# start of Records supplied

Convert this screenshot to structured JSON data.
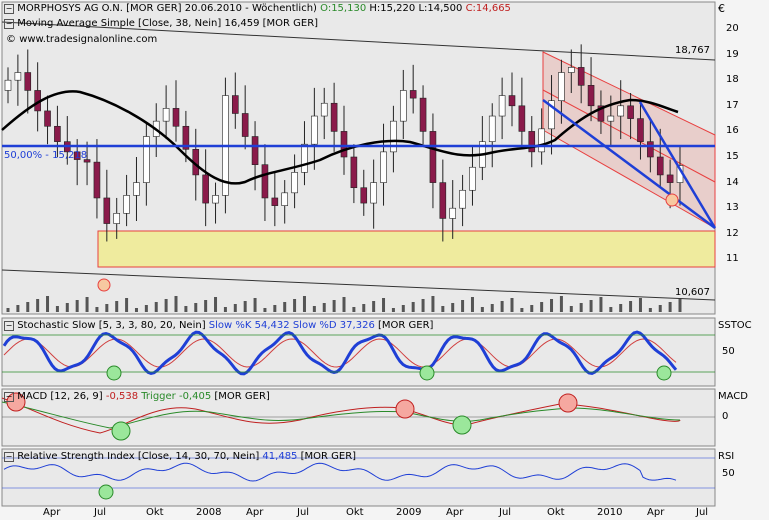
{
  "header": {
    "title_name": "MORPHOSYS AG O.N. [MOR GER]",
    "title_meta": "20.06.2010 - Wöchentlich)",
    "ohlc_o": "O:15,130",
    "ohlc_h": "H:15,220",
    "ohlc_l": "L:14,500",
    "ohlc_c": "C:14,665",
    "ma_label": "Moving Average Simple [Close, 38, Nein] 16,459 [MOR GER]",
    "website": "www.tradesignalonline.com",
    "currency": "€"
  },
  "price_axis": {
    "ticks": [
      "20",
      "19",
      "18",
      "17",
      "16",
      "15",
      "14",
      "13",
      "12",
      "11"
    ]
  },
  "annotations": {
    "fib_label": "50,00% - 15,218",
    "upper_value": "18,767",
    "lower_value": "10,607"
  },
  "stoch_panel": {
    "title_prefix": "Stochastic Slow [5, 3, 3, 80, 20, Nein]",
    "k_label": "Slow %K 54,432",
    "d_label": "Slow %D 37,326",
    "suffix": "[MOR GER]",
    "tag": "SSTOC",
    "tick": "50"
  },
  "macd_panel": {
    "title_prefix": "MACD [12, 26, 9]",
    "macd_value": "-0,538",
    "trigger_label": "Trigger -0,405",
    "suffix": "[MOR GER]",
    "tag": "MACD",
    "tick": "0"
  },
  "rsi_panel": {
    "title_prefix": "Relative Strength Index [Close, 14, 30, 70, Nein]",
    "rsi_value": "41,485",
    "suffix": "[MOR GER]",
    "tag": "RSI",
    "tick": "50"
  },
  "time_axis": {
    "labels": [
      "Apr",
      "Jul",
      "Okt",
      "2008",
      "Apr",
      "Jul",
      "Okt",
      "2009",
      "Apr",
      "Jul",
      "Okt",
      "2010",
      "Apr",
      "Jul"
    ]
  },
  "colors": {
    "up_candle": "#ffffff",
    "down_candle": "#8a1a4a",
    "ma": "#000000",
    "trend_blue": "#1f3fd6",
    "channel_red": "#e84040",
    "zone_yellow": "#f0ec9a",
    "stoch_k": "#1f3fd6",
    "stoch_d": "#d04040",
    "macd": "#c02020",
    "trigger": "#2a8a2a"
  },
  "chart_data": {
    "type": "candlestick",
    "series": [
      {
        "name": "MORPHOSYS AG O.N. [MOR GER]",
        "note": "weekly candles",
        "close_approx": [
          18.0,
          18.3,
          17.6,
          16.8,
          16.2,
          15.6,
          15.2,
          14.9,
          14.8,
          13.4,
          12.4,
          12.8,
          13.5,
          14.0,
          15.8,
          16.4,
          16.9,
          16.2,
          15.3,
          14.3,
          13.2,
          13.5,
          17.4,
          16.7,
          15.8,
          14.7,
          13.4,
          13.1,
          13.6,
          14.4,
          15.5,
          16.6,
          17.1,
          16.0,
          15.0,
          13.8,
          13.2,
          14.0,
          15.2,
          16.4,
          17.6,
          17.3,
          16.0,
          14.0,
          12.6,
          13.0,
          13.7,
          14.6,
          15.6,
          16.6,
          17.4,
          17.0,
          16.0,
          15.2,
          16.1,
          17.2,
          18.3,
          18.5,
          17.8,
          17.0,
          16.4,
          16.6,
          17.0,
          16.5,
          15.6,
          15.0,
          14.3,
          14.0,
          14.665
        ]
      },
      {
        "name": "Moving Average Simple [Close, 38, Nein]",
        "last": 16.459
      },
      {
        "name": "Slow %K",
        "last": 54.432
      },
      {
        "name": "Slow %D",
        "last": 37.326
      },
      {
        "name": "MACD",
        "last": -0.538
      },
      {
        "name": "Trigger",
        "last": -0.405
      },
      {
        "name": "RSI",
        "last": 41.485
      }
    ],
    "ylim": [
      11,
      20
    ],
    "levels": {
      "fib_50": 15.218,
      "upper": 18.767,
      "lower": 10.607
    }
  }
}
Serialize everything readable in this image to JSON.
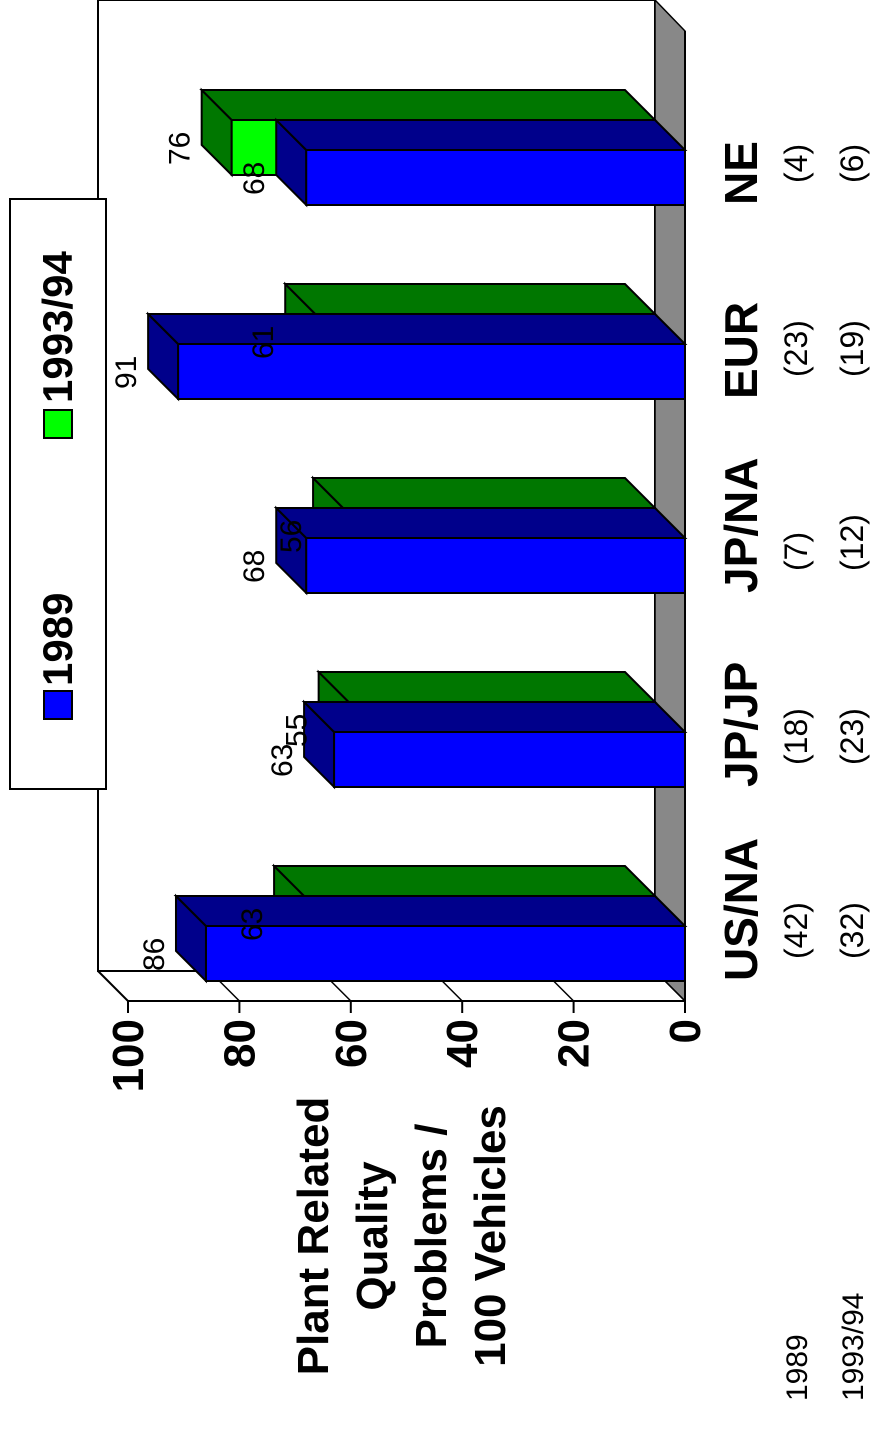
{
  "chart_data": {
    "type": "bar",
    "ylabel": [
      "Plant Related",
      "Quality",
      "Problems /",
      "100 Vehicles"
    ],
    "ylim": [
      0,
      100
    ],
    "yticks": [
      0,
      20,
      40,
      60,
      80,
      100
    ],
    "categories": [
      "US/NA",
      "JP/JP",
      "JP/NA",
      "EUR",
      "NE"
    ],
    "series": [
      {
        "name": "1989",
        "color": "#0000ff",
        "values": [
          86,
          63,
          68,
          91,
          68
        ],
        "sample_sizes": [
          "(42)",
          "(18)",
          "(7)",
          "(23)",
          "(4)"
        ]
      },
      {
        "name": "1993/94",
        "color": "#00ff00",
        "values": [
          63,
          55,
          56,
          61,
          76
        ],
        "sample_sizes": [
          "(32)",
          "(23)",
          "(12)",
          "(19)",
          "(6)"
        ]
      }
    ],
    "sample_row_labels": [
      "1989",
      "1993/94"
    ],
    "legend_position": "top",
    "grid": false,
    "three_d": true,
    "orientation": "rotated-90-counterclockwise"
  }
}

# end of Records supplied

### Problem description
Pull out all lines from the entries above that include the word "Slow".

### Correct answer
    "title_prefix": "Stochastic Slow [5, 3, 3, 80, 20, Nein]",
    "k_label": "Slow %K 54,432",
    "d_label": "Slow %D 37,326",
        "name": "Slow %K",
        "name": "Slow %D",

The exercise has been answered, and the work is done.